### Dataset records
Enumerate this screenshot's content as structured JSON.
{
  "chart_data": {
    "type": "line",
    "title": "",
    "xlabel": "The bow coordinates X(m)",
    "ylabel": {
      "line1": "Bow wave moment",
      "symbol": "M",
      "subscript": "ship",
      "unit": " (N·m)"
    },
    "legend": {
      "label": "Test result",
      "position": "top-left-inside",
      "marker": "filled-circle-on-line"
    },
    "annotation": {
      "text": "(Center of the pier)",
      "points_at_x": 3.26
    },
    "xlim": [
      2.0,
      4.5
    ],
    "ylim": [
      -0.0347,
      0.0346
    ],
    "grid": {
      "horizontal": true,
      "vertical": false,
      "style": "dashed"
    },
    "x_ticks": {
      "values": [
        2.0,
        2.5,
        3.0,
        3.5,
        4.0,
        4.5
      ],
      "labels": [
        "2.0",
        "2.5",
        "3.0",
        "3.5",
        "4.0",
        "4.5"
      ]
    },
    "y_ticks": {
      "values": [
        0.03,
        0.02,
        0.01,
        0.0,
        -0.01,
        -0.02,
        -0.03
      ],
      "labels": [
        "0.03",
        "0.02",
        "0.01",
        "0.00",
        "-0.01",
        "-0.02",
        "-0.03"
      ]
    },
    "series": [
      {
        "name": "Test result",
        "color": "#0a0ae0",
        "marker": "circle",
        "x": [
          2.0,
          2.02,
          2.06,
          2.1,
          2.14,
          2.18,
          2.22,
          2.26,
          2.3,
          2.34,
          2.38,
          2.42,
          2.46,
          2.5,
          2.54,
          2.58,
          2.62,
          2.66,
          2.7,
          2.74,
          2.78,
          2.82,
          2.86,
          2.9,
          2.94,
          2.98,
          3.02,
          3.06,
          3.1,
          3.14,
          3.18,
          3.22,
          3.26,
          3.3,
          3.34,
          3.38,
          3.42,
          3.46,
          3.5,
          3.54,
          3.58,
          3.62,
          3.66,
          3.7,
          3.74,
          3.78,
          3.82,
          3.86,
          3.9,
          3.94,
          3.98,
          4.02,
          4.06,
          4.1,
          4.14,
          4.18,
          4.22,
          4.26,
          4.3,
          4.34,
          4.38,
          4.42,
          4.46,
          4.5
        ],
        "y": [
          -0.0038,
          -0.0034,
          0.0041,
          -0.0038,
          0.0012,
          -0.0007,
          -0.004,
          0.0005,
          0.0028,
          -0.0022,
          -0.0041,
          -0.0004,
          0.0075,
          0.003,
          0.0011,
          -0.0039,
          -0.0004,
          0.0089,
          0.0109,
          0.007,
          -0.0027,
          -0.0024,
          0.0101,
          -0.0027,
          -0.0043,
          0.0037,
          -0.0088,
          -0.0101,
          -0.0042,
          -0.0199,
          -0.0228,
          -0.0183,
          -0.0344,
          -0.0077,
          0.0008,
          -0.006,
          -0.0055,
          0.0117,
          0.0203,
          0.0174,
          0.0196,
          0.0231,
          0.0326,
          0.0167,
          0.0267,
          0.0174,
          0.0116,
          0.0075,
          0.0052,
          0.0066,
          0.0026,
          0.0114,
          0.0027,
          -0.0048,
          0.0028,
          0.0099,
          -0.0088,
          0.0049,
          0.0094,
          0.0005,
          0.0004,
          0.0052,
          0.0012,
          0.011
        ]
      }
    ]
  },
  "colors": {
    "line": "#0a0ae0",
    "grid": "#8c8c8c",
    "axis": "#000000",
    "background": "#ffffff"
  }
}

### Stated goal
Find the lines containing "circle" and pull them out.

### Exercise solution
      "marker": "filled-circle-on-line"
        "marker": "circle",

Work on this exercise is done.